▶ [Brief] State the number of lines where "ylabel" appears. Add nothing else.

------ Dataset extract ------

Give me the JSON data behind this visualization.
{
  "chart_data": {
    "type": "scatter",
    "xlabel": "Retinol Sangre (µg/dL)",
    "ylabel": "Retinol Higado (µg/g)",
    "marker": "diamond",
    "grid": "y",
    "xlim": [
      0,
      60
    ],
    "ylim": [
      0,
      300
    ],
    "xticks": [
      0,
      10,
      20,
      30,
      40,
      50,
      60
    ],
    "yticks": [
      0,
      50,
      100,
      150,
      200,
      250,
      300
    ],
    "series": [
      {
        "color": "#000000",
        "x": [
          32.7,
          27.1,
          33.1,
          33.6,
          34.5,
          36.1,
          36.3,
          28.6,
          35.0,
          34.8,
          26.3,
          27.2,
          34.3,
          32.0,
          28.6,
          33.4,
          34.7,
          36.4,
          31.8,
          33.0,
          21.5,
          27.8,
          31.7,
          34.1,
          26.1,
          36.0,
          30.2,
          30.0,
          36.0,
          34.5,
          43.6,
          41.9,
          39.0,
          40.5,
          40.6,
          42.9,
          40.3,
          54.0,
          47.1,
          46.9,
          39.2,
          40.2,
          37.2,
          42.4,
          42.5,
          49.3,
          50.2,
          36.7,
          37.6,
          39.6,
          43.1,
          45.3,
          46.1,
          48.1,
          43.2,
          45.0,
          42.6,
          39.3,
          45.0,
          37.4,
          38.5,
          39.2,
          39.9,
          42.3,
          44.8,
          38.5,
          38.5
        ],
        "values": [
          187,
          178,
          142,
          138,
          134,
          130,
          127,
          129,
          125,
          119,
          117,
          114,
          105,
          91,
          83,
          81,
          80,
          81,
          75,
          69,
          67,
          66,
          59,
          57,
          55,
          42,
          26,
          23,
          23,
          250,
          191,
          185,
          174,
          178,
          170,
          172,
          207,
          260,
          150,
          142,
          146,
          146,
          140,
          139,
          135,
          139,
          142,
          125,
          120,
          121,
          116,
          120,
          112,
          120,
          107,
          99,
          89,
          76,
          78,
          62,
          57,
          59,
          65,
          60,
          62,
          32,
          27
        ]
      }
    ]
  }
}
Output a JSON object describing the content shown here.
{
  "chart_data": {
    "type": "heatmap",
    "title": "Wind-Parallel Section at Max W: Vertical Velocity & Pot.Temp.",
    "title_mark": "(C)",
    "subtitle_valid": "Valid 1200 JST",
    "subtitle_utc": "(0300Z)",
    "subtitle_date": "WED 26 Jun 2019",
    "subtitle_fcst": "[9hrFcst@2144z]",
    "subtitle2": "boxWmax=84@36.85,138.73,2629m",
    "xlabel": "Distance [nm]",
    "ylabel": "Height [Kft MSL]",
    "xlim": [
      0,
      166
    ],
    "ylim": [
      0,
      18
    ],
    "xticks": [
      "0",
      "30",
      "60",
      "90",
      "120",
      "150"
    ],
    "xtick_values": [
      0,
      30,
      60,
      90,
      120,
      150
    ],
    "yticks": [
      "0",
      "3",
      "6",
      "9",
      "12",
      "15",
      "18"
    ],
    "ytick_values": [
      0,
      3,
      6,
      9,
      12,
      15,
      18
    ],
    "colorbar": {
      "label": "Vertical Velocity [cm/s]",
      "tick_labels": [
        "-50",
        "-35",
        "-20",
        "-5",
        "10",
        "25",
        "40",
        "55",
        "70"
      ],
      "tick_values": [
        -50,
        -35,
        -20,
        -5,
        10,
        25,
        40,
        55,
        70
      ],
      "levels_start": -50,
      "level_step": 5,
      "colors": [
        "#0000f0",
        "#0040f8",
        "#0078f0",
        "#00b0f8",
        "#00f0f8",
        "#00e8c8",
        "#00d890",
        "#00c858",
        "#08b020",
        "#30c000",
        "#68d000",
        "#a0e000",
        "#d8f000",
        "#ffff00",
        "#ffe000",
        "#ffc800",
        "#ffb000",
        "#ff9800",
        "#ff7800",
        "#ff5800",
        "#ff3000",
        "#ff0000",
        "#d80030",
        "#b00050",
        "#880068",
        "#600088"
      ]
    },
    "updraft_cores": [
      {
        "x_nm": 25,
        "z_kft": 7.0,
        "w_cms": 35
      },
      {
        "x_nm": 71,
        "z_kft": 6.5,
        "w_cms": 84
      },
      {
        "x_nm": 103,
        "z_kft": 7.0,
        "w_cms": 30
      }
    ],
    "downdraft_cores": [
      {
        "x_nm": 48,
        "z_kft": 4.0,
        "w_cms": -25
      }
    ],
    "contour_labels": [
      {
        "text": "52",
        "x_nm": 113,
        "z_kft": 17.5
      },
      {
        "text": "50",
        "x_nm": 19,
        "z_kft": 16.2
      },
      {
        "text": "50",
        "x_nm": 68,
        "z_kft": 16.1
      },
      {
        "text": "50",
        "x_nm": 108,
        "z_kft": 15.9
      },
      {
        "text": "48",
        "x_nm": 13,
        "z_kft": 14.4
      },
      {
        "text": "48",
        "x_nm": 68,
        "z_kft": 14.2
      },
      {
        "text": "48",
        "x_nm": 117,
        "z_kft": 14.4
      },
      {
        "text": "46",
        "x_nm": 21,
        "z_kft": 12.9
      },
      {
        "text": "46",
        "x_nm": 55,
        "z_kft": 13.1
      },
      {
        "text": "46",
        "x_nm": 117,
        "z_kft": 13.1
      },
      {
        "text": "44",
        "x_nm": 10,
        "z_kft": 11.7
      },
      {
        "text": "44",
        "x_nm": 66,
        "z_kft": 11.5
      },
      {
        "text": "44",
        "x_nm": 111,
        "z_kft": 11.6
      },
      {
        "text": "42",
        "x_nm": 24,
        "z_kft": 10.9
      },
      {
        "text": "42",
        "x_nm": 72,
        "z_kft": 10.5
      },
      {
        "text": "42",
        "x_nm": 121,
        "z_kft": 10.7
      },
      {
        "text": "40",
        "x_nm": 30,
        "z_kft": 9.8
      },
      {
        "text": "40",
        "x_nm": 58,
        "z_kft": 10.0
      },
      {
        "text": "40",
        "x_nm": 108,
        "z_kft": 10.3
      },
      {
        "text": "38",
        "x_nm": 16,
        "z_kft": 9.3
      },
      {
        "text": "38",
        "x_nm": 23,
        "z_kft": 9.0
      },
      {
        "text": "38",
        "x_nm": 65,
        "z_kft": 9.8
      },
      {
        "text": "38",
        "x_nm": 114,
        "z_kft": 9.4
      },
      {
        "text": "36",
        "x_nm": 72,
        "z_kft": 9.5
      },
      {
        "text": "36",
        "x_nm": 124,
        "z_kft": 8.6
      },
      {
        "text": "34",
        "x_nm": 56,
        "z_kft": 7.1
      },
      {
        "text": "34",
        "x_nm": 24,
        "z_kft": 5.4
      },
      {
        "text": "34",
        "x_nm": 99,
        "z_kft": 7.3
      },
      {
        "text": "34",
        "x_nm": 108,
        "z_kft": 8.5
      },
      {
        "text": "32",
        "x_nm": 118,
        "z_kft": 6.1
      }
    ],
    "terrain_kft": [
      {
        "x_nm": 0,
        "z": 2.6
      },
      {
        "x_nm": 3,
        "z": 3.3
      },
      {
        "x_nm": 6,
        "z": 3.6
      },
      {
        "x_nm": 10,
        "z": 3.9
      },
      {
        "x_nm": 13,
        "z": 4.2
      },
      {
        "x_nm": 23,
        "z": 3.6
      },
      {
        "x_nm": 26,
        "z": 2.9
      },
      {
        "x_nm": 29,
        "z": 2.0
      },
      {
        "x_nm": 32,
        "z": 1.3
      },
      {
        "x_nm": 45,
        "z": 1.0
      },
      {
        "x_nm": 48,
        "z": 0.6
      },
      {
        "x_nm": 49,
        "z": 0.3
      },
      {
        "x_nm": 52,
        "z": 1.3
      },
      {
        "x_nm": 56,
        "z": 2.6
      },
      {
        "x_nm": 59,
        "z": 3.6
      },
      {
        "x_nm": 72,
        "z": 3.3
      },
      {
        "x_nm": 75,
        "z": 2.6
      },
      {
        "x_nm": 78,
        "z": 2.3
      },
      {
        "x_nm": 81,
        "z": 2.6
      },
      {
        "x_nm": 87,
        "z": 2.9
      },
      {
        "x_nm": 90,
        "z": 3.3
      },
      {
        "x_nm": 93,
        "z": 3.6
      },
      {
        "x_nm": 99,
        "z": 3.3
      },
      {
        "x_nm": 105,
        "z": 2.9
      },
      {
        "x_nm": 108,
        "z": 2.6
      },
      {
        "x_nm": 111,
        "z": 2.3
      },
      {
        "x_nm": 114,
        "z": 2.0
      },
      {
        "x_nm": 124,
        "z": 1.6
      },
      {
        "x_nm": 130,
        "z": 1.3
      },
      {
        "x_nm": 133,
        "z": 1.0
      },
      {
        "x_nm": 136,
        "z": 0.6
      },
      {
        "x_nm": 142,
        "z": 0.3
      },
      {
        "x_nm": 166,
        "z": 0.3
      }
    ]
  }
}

------

▶ [Task response] 2